═════ RECORD EXTRACTS ═════
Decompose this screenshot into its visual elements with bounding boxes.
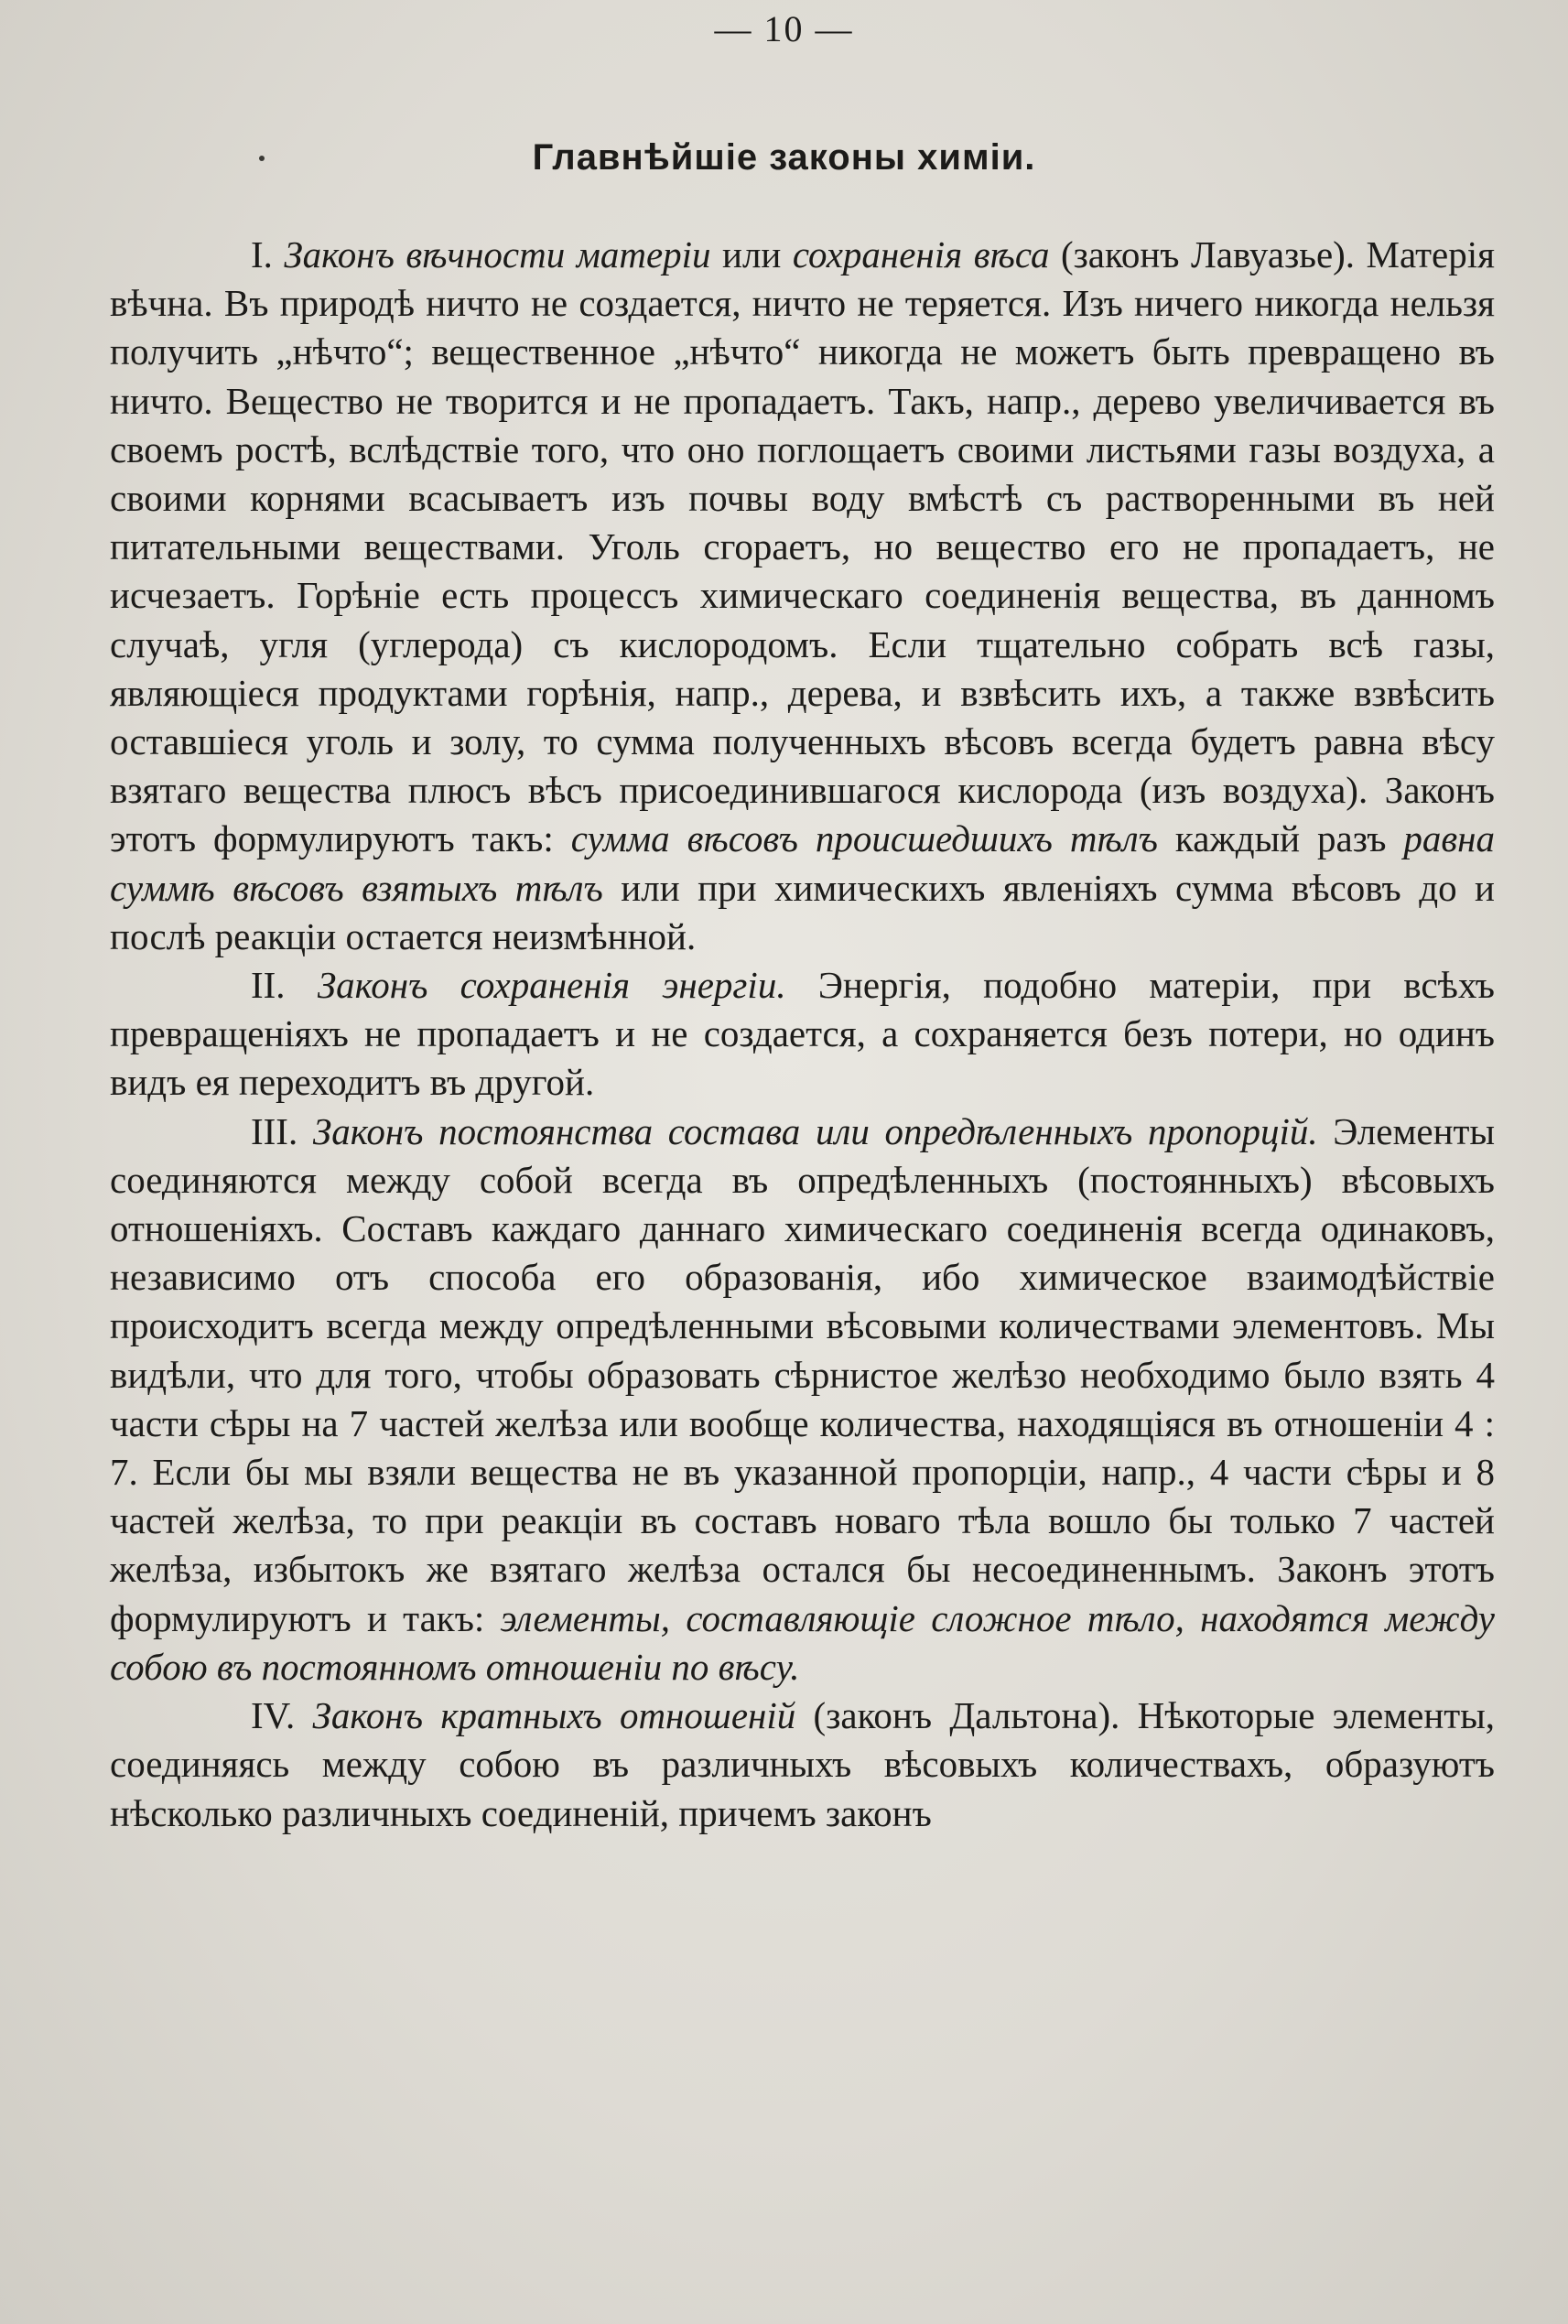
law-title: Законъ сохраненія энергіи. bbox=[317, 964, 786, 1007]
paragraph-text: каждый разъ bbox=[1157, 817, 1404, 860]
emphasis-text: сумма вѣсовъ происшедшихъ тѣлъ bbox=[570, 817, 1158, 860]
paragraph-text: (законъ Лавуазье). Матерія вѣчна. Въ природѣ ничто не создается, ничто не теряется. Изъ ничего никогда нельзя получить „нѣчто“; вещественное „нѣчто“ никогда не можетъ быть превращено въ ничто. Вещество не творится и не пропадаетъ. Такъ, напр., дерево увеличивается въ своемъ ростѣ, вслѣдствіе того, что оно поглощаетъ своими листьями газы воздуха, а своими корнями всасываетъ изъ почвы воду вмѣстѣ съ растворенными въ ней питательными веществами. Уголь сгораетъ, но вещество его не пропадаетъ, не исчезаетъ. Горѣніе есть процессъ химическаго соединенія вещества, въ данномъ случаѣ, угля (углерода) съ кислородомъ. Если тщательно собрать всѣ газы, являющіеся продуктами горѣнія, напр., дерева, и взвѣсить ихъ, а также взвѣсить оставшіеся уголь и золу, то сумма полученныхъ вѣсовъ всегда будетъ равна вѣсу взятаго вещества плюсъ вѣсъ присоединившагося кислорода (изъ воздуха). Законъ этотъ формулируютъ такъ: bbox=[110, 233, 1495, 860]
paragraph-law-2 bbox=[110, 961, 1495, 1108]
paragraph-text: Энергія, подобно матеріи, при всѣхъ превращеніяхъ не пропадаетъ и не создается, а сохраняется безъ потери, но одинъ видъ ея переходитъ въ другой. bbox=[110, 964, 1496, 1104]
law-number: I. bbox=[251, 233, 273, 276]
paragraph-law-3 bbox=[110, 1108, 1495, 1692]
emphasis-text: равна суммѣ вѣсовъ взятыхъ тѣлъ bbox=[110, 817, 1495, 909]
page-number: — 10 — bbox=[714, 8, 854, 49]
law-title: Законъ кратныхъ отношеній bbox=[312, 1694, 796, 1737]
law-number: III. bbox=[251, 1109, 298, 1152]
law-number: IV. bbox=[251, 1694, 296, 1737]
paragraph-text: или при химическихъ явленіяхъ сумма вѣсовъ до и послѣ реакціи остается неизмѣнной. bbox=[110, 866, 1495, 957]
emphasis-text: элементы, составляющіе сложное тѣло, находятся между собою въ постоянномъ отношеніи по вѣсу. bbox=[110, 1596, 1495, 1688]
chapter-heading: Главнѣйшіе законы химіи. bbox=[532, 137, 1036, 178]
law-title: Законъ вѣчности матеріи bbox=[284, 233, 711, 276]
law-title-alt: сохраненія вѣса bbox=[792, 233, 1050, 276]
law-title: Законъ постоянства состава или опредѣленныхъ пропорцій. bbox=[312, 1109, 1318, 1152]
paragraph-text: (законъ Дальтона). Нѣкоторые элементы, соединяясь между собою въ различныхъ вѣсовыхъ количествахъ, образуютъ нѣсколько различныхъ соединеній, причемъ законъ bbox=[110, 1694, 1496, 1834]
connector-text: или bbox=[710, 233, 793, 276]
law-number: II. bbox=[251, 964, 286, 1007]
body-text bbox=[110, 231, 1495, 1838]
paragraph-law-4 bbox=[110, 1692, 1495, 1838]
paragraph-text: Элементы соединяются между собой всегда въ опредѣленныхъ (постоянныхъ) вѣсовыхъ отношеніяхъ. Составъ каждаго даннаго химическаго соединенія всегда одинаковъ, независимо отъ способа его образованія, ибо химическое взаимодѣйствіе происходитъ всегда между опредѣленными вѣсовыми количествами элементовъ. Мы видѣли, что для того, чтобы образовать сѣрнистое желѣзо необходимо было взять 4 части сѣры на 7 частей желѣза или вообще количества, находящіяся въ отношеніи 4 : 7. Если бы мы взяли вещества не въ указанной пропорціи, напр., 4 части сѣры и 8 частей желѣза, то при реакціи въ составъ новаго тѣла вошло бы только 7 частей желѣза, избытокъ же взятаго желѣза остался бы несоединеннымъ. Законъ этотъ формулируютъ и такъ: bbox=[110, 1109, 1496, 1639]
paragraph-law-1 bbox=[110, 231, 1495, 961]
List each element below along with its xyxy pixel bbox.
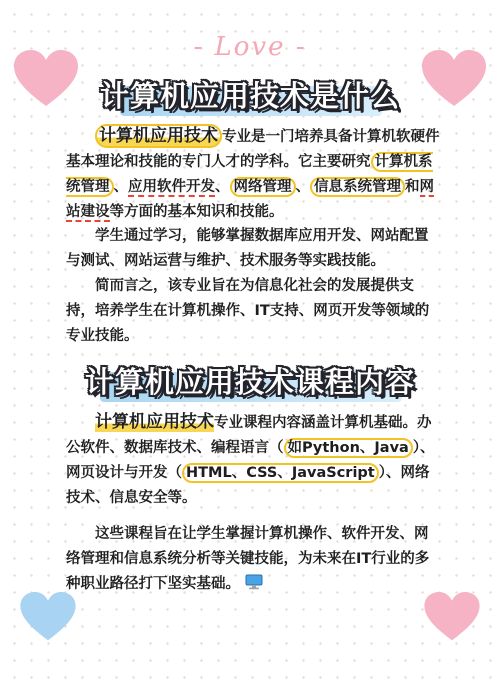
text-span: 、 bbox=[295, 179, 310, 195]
═════
> [WORK TO COMPLETE]: Reproduce, character for character, the lines of the listing from the line containing "law-title: Законъ сохраненія" through the line containing "emphasis-text: сумма вѣсовъ", both included.

> [SOLUTION TO THIS EXERCISE]:
law-title: Законъ сохраненія энергіи. bbox=[317, 964, 786, 1007]
paragraph-text: каждый разъ bbox=[1157, 817, 1404, 860]
emphasis-text: сумма вѣсовъ происшедшихъ тѣлъ bbox=[570, 817, 1158, 860]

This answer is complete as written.